> Segment de texte
=-=-=-=-=

Publié il y a 2 ans - Mise à jour le 26.01.2022 - anthony-maurin - 5 min  - vu 1330 fois

NÎMES Les Juifs de la cité ont leur synagogue depuis 1794 (2/2)

Un rouleau de la torah (Photo Anthony Maurin).

La façade de la synagogue (Photo Anthony Maurin).

L’histoire des Juifs à Nîmes n’est pas celle d’un long fleuve tranquille. Ici comme ailleurs le Moyen-Âge a été fatal pour une bonne partie des croyants mais le XVIIIe siècle a signé le retour de cette religion et des pratiquants qui vont avec.

Il y avait à Nîmes, à la fin de l'Ancien Régime, 171 juifs, constituant 37 familles. Leur nombre augmenta durant la Révolution grâce aux mesures prises par l'Assemblée Constituante en 1790 et 1791. En effet, cette dernière accordait la nationalité française, dans un premier temps, le 28 janvier 1790, aux Juifs portugais, espagnols, avignonnais, puis en septembre 1791, aux Juifs parisiens, alsaciens et lorrains.

L'aron kodesh de Ła salle de prière de la synagogue de Nîmes (Photo Anthony Maurin).

=-=-=-=-=

> Segment de données
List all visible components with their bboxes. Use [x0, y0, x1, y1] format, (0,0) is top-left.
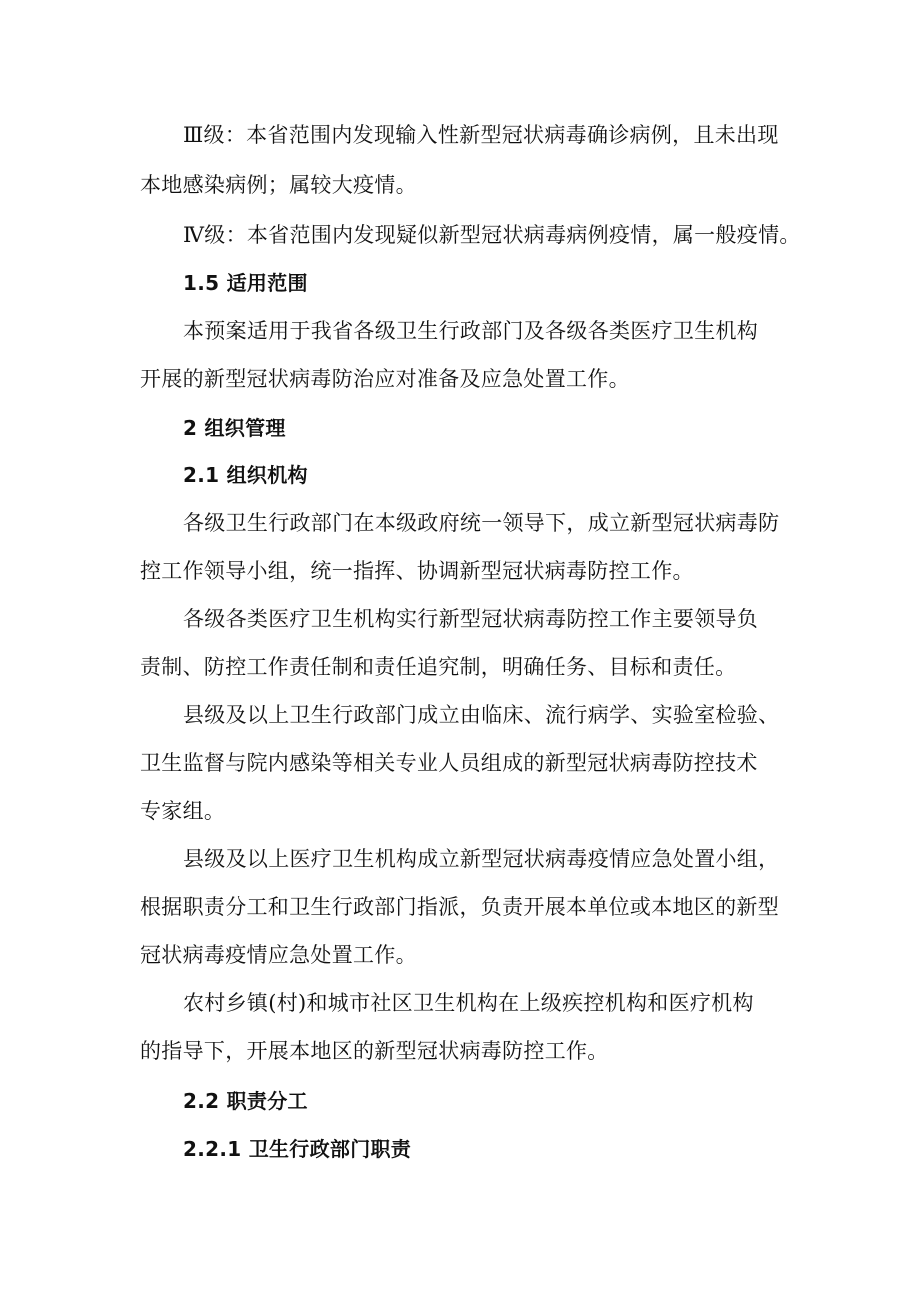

=-=-=-=-=

> Travail demandé
A: D'après le texte sur les Juifs de Nîmes :
(i) Depuis quelle année les Juifs de la cité ont-ils leur synagogue ?
(ii) Combien de juifs vivaient à Nîmes à la fin de l'Ancien Régime, et en combien de familles ?
(iii) À quelle date l'Assemblée Constituante accorda-t-elle la nationalité française aux Juifs portugais, espagnols et avignonnais ?
B: Recopiez à l'identique, dans le texte sur les Juifs de Nîmes, tout ce qui va de « Il y avait à » jusqu'à « Nîmes (Photo Anthony Maurin). ».
C: Poursuivez le texte sur les Juifs de Nîmes à partir de l'endroit où il s'arrête.
La liste n'a aucun lien avec le texte sur les Juifs de Nîmes.

> Réponses par tâche
A:
(i) Depuis 1794.
(ii) 171 juifs, constituant 37 familles.
(iii) Le 28 janvier 1790.

B:
Il y avait à Nîmes, à la fin de l'Ancien Régime, 171 juifs, constituant 37 familles. Leur nombre augmenta durant la Révolution grâce aux mesures prises par l'Assemblée Constituante en 1790 et 1791. En effet, cette dernière accordait la nationalité française, dans un premier temps, le 28 janvier 1790, aux Juifs portugais, espagnols, avignonnais, puis en septembre 1791, aux Juifs parisiens, alsaciens et lorrains.

L'aron kodesh de Ła salle de prière de la synagogue de Nîmes (Photo Anthony Maurin).

C:
C'est ainsi que beaucoup quittèrent le Comtat, où ils étaient victimes de nombreuses brimades, pour s'installer à Nîmes. Le quartier d'élection de ces nouveaux venus se situait dans le faubourg de la Couronne, à proximité des rues Roussy et des Calquières. On décida d'aménager une nouvelle synagogue dans cette zone, et d'abandonner celle qui existait auparavant rue Carreterie (actuelle rue Jean Reboul). Un différend intervenait alors au sein de la Communauté entre les nouveaux arrivants et ceux installés de longue date.

Les débuts de la synagogue rue Roussy

La synagogue fut installée d'abord dans des locaux de fortune, à vrai dire une maison, avec jardin donnant dans la rue Roussy. Acheté par sept négociants de la communauté israélite le 31 décembre 1792 au chevalier Gabriel-François de Roussy (propriétaire de la plupart des terrains de ce secteur), l’emplacement était le bon. Sous l'impulsion du fabricant d'étoffes Benestruc Milhaud, l'immeuble fut ainsi transformé en synagogue, comprenant un Miquéh (bain à l'usage des femmes) et un four pour la cuisson du pain azyme. Les travaux ont été achevé en 1796.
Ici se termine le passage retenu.